» **GIVEN TASK**:
Read the listing below and copy out every line that holds "pyramidal".

» **TASK INPUT**:
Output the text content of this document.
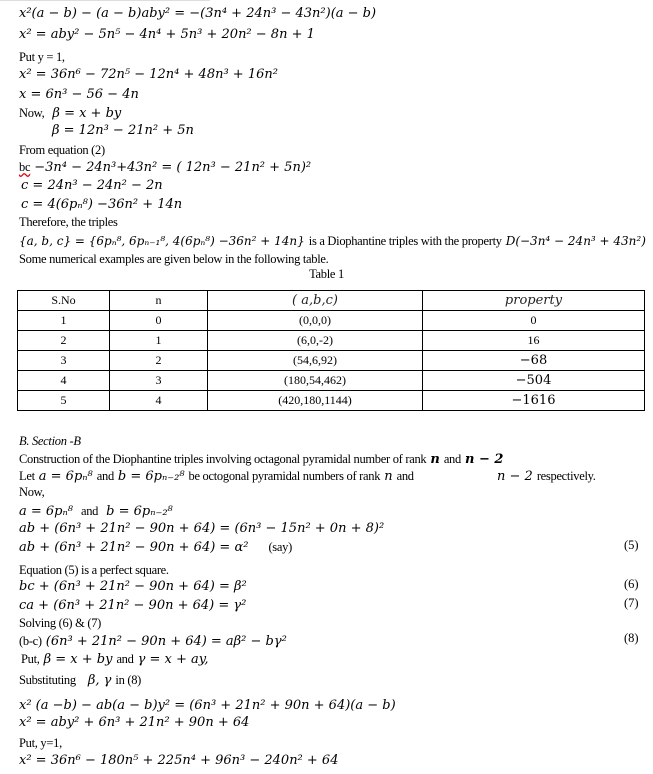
x²(a − b) − (a − b)aby² = −(3n⁴ + 24n³ − 43n²)(a − b)
x² = aby² − 5n⁵ − 4n⁴ + 5n³ + 20n² − 8n + 1
Put y = 1,
x² = 36n⁶ − 72n⁵ − 12n⁴ + 48n³ + 16n²
x = 6n³ − 56 − 4n
Now, β = x + by
β = 12n³ − 21n² + 5n
From equation (2)
bc −3n⁴ − 24n³+43n² = ( 12n³ − 21n² + 5n)²
c = 24n³ − 24n² − 2n
c = 4(6pₙ⁸) −36n² + 14n
Therefore, the triples
{a, b, c} = {6pₙ⁸, 6pₙ₋₁⁸, 4(6pₙ⁸) −36n² + 14n} is a Diophantine triples with the property D(−3n⁴ − 24n³ + 43n²)
Some numerical examples are given below in the following table.
Table 1
S.No	n	( a,b,c)	property
1	0	(0,0,0)	0
2	1	(6,0,-2)	16
3	2	(54,6,92)	−68
4	3	(180,54,462)	−504
5	4	(420,180,1144)	−1616
B. Section -B
Construction of the Diophantine triples involving octagonal pyramidal number of rank n and n − 2
Let a = 6pₙ⁸ and b = 6pₙ₋₂⁸ be octogonal pyramidal numbers of rank n and	n − 2 respectively.
Now,
a = 6pₙ⁸ and b = 6pₙ₋₂⁸
ab + (6n³ + 21n² − 90n + 64) = (6n³ − 15n² + 0n + 8)²
ab + (6n³ + 21n² − 90n + 64) = α² (say)	(5)
Equation (5) is a perfect square.
bc + (6n³ + 21n² − 90n + 64) = β²	(6)
ca + (6n³ + 21n² − 90n + 64) = γ²	(7)
Solving (6) & (7)
(b-c) (6n³ + 21n² − 90n + 64) = aβ² − bγ²	(8)
Put, β = x + by and γ = x + ay,
Substituting β, γ in (8)
x² (a −b) − ab(a − b)y² = (6n³ + 21n² + 90n + 64)(a − b)
x² = aby² + 6n³ + 21n² + 90n + 64
Put, y=1,
x² = 36n⁶ − 180n⁵ + 225n⁴ + 96n³ − 240n² + 64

» **EXERCISE RESULT**:
Construction of the Diophantine triples involving octagonal pyramidal number of rank n and n − 2
Let a = 6pₙ⁸ and b = 6pₙ₋₂⁸ be octogonal pyramidal numbers of rank n and	n − 2 respectively.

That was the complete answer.